Start of Passage shown

The present application is based on and claims the benefit of U.S. provisional patent application Ser. No. 60/542,185, filed Feb. 5, 2004, the content of which is hereby incorporated by reference in its entirety.
The present invention is related to gas-lift oil production operations. More particularly, the present invention is related to improved annulus plugging detection in such operations.
The gas-lift method of lifting crude oil is used in many of the world's oil wells. Indeed, in fields where significant quantities of associated gas are present and produced solids are involved, it is the preferred method of augmenting the natural reservoir pressure and thus increasing production.
Because the technique involves comparatively compact equipment at the well head, it is especially attractive where space is at a premium, such as offshore, and where access for maintenance is restricted.

End of Passage shown

[Challenges]:
[1] In the gas-lift patent passage, list each condition that begins with the word "where."
[2] Answer these questions from the gas-lift patent passage:
(a) What is the serial number of the provisional application the present application claims the benefit of?
(b) What does the invention improve in gas-lift operations?
(c) Which setting is given as an example of a place where space is at a premium?
The material after this point comes from a different source and is unrelated to the patent passage.

Start of Supplied material

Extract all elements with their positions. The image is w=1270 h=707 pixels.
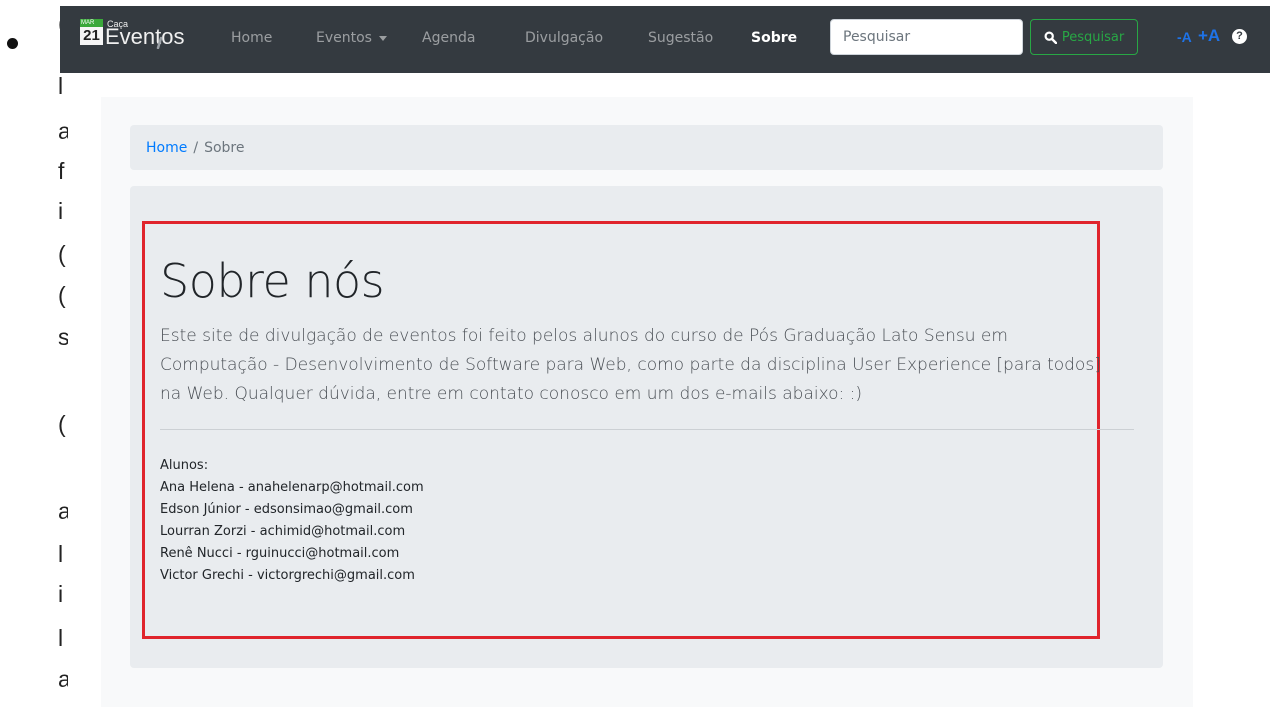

End of Supplied material

[Solved tasks]:
[1]
- where significant quantities of associated gas are present and produced solids are involved
- where space is at a premium
- where access for maintenance is restricted

[2]
(a) 60/542,185
(b) Annulus plugging detection
(c) Offshore